[Dataset listings of figures]
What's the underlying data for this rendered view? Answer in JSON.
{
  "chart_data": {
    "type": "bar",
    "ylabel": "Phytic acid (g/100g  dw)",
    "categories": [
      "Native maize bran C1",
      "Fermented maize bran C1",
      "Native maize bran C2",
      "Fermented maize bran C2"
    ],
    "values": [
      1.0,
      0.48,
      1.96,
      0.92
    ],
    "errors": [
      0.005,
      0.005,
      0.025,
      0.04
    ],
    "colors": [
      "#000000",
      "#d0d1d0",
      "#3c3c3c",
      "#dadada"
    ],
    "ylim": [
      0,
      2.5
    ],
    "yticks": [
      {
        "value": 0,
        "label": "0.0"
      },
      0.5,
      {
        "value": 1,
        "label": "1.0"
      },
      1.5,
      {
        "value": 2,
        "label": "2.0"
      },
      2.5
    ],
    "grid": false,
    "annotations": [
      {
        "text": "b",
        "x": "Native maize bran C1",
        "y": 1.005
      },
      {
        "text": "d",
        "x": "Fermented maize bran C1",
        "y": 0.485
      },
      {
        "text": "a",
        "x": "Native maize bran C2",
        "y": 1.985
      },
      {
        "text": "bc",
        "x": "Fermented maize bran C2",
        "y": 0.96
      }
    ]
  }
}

TO DO -> Find each line holding the word "maize" and copy it.

RESULT BELOW ->
      "Native maize bran C1",
      "Fermented maize bran C1",
      "Native maize bran C2",
      "Fermented maize bran C2"
        "x": "Native maize bran C1",
        "x": "Fermented maize bran C1",
        "x": "Native maize bran C2",
        "x": "Fermented maize bran C2",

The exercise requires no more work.